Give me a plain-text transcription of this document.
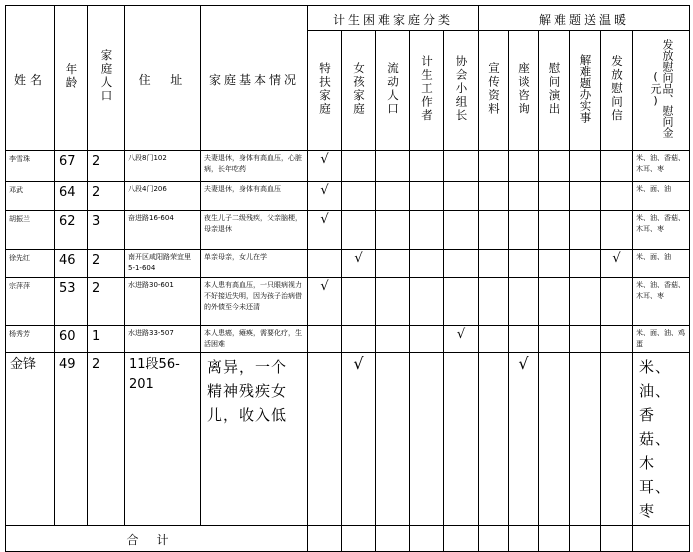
姓名	年龄	家庭人口	住  址	家庭基本情况	计生困难家庭分类					解难题送温暖					
					特扶家庭	女孩家庭	流动人口	计生工作者	协会小组长	宣传资料	座谈咨询	慰问演出	解难题办实事	发放慰问信	发放慰问品、慰问金(元)
李雪珠	67	2	八段8门102	夫妻退休，身体有高血压，心脏病，长年吃药	√										米、油、香菇、木耳、枣
邓武	64	2	八段4门206	夫妻退休，身体有高血压	√										米、面、油
胡振兰	62	3	奋进路16-604	夜生儿子二级残疾，父亲脑梗，母亲退休	√										米、油、香菇、木耳、枣
徐先红	46	2	南开区咸阳路荣宜里5-1-604	单亲母亲，女儿在学		√								√	米、面、油
宗萍萍	53	2	水进路30-601	本人患有高血压，一只眼病视力不好接近失明，因为孩子治病借的外债至今未还清	√										米、油、香菇、木耳、枣
杨秀芳	60	1	水进路33-507	本人患癌，瘫痪，需要化疗，生活困难					√						米、面、油、鸡蛋
金锋	49	2	11段56-201	离异，一个精神残疾女儿，收入低		√					√				米、油、香菇、木耳、枣
合计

### WHAT NEEDS TO BE DONE
Search the entries for the string "夫妻退休" and collect each line that has it.

### SOLUTION TO THIS PROBLEM
李雪珠	67	2	八段8门102	夫妻退休，身体有高血压，心脏病，长年吃药	√										米、油、香菇、木耳、枣
邓武	64	2	八段4门206	夫妻退休，身体有高血压	√										米、面、油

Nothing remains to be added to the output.